Directions for this task: Copy the records below exactly, leaving out every picture.

Start of Record extracts

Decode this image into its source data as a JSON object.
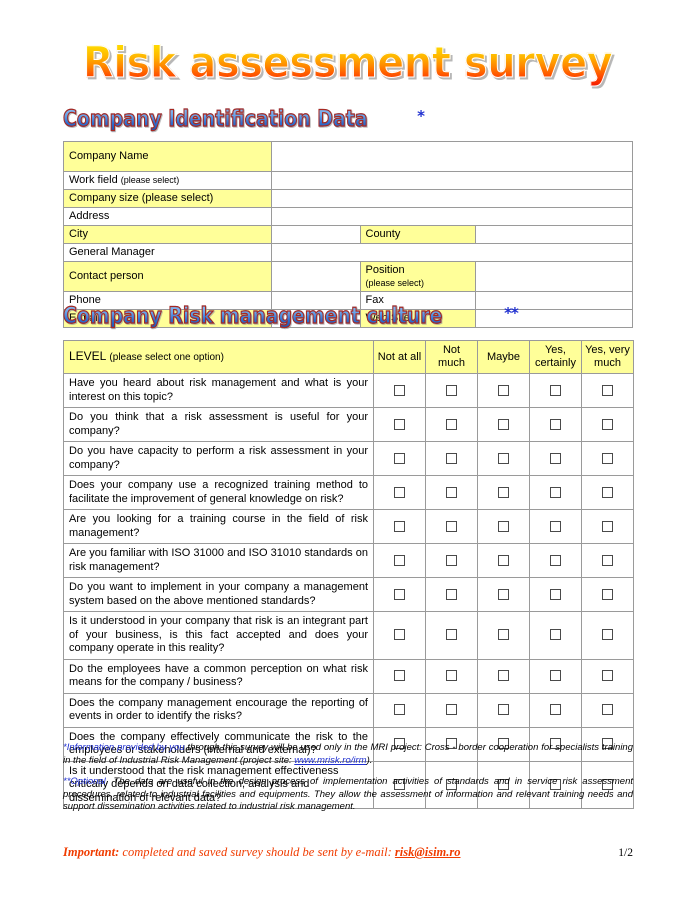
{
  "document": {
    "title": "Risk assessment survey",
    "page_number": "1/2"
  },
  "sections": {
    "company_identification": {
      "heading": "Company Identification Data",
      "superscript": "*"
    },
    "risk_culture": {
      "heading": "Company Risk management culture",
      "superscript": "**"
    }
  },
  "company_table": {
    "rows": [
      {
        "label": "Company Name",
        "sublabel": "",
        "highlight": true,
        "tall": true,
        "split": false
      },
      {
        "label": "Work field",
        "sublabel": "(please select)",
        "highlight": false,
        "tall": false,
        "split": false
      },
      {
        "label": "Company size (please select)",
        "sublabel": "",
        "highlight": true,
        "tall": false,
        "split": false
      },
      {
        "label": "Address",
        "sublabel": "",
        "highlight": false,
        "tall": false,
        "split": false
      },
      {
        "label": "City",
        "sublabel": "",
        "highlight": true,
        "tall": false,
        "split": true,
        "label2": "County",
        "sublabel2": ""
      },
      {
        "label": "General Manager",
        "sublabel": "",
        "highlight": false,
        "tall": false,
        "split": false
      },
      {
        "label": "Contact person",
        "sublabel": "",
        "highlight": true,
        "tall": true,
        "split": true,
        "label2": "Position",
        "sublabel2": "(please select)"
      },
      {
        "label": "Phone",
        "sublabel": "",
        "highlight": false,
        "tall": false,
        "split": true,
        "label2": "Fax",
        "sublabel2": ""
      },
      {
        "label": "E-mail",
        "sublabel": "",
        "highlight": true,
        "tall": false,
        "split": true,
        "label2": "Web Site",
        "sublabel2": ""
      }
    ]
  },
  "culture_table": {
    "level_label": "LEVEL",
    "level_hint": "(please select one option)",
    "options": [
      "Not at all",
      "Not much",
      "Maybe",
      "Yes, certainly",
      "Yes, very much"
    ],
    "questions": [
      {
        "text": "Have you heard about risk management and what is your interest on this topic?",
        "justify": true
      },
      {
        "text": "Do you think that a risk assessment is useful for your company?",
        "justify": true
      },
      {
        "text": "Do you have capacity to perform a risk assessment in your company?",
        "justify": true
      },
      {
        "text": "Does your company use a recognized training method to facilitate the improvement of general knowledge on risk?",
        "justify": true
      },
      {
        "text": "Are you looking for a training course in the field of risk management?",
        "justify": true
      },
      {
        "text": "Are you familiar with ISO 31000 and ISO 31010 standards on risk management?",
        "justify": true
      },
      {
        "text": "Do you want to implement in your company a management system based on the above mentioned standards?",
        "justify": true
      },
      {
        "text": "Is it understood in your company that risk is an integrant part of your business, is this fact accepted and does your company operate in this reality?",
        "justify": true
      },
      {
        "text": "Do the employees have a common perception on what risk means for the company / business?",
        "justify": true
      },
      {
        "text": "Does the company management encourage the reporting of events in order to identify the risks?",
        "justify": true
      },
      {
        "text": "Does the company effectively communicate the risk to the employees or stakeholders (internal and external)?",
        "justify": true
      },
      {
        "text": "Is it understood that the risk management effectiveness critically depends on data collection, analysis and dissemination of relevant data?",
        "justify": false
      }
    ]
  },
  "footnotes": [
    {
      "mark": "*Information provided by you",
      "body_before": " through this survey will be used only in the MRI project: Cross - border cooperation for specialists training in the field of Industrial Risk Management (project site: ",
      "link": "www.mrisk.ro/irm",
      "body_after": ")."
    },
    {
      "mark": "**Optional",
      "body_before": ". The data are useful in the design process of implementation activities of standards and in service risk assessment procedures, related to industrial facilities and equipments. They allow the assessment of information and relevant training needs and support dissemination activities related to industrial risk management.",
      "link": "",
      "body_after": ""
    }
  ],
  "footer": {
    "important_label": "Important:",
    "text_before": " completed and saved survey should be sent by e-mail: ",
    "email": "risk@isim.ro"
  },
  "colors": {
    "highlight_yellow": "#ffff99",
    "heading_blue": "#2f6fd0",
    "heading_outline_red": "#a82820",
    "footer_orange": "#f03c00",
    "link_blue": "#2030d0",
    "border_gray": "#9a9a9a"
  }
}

End of Record extracts

Answer for this exercise:
Decode this image into its source data as a JSON object.
{
  "document": {
    "title": "Risk assessment survey",
    "page_number": "1/2"
  },
  "sections": {
    "company_identification": {
      "heading": "Company Identification Data",
      "superscript": "*"
    },
    "risk_culture": {
      "heading": "Company Risk management culture",
      "superscript": "**"
    }
  },
  "company_table": {
    "rows": [
      {
        "label": "Company Name",
        "sublabel": "",
        "highlight": true,
        "tall": true,
        "split": false
      },
      {
        "label": "Work field",
        "sublabel": "(please select)",
        "highlight": false,
        "tall": false,
        "split": false
      },
      {
        "label": "Company size (please select)",
        "sublabel": "",
        "highlight": true,
        "tall": false,
        "split": false
      },
      {
        "label": "Address",
        "sublabel": "",
        "highlight": false,
        "tall": false,
        "split": false
      },
      {
        "label": "City",
        "sublabel": "",
        "highlight": true,
        "tall": false,
        "split": true,
        "label2": "County",
        "sublabel2": ""
      },
      {
        "label": "General Manager",
        "sublabel": "",
        "highlight": false,
        "tall": false,
        "split": false
      },
      {
        "label": "Contact person",
        "sublabel": "",
        "highlight": true,
        "tall": true,
        "split": true,
        "label2": "Position",
        "sublabel2": "(please select)"
      },
      {
        "label": "Phone",
        "sublabel": "",
        "highlight": false,
        "tall": false,
        "split": true,
        "label2": "Fax",
        "sublabel2": ""
      },
      {
        "label": "E-mail",
        "sublabel": "",
        "highlight": true,
        "tall": false,
        "split": true,
        "label2": "Web Site",
        "sublabel2": ""
      }
    ]
  },
  "culture_table": {
    "level_label": "LEVEL",
    "level_hint": "(please select one option)",
    "options": [
      "Not at all",
      "Not much",
      "Maybe",
      "Yes, certainly",
      "Yes, very much"
    ],
    "questions": [
      {
        "text": "Have you heard about risk management and what is your interest on this topic?",
        "justify": true
      },
      {
        "text": "Do you think that a risk assessment is useful for your company?",
        "justify": true
      },
      {
        "text": "Do you have capacity to perform a risk assessment in your company?",
        "justify": true
      },
      {
        "text": "Does your company use a recognized training method to facilitate the improvement of general knowledge on risk?",
        "justify": true
      },
      {
        "text": "Are you looking for a training course in the field of risk management?",
        "justify": true
      },
      {
        "text": "Are you familiar with ISO 31000 and ISO 31010 standards on risk management?",
        "justify": true
      },
      {
        "text": "Do you want to implement in your company a management system based on the above mentioned standards?",
        "justify": true
      },
      {
        "text": "Is it understood in your company that risk is an integrant part of your business, is this fact accepted and does your company operate in this reality?",
        "justify": true
      },
      {
        "text": "Do the employees have a common perception on what risk means for the company / business?",
        "justify": true
      },
      {
        "text": "Does the company management encourage the reporting of events in order to identify the risks?",
        "justify": true
      },
      {
        "text": "Does the company effectively communicate the risk to the employees or stakeholders (internal and external)?",
        "justify": true
      },
      {
        "text": "Is it understood that the risk management effectiveness critically depends on data collection, analysis and dissemination of relevant data?",
        "justify": false
      }
    ]
  },
  "footnotes": [
    {
      "mark": "*Information provided by you",
      "body_before": " through this survey will be used only in the MRI project: Cross - border cooperation for specialists training in the field of Industrial Risk Management (project site: ",
      "link": "www.mrisk.ro/irm",
      "body_after": ")."
    },
    {
      "mark": "**Optional",
      "body_before": ". The data are useful in the design process of implementation activities of standards and in service risk assessment procedures, related to industrial facilities and equipments. They allow the assessment of information and relevant training needs and support dissemination activities related to industrial risk management.",
      "link": "",
      "body_after": ""
    }
  ],
  "footer": {
    "important_label": "Important:",
    "text_before": " completed and saved survey should be sent by e-mail: ",
    "email": "risk@isim.ro"
  },
  "colors": {
    "highlight_yellow": "#ffff99",
    "heading_blue": "#2f6fd0",
    "heading_outline_red": "#a82820",
    "footer_orange": "#f03c00",
    "link_blue": "#2030d0",
    "border_gray": "#9a9a9a"
  }
}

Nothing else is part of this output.